# Set task:
Check each line below for the word "阅读材料" and give the number of lines that have it, nothing more.

--*--

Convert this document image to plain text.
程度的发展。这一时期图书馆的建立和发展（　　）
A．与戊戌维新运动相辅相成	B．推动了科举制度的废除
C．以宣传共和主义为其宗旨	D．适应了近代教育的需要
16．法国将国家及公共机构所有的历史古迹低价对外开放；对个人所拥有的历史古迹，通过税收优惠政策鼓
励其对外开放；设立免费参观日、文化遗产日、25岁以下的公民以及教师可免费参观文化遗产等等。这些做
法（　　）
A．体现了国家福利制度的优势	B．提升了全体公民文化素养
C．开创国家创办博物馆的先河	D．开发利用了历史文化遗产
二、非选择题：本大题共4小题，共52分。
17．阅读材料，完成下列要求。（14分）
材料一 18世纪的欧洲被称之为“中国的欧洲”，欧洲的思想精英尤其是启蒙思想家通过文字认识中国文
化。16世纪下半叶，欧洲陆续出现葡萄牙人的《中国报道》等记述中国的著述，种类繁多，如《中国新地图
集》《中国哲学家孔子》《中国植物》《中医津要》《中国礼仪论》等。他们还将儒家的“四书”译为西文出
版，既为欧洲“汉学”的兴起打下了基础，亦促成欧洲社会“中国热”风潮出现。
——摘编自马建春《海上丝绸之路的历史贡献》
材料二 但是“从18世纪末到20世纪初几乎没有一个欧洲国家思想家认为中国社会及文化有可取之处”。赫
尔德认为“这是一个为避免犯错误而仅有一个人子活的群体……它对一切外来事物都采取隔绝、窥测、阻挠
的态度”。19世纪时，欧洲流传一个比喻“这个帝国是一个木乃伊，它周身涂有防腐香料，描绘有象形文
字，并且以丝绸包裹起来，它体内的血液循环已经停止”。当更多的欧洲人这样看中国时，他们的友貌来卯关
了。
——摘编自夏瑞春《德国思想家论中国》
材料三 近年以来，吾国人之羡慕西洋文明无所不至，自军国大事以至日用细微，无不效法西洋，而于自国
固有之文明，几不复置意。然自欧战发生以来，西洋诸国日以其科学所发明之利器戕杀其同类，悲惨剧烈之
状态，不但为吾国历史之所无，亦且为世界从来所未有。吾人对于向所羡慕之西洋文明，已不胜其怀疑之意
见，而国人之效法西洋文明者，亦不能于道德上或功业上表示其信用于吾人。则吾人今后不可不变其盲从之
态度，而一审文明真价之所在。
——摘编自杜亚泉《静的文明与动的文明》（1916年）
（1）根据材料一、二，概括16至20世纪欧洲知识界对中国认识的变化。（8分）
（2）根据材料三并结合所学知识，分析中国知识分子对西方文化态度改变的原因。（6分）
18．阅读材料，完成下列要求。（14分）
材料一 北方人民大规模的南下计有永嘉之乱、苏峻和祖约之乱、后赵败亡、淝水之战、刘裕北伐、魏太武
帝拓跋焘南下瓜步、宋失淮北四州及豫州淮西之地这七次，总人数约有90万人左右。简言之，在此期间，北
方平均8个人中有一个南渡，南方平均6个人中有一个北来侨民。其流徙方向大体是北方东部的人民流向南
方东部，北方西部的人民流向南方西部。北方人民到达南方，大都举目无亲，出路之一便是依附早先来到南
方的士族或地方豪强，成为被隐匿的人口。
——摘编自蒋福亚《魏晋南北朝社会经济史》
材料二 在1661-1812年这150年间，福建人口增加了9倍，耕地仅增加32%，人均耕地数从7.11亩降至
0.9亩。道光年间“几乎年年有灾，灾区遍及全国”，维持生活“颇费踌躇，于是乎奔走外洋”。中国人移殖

--*--

# Answer to this task:
2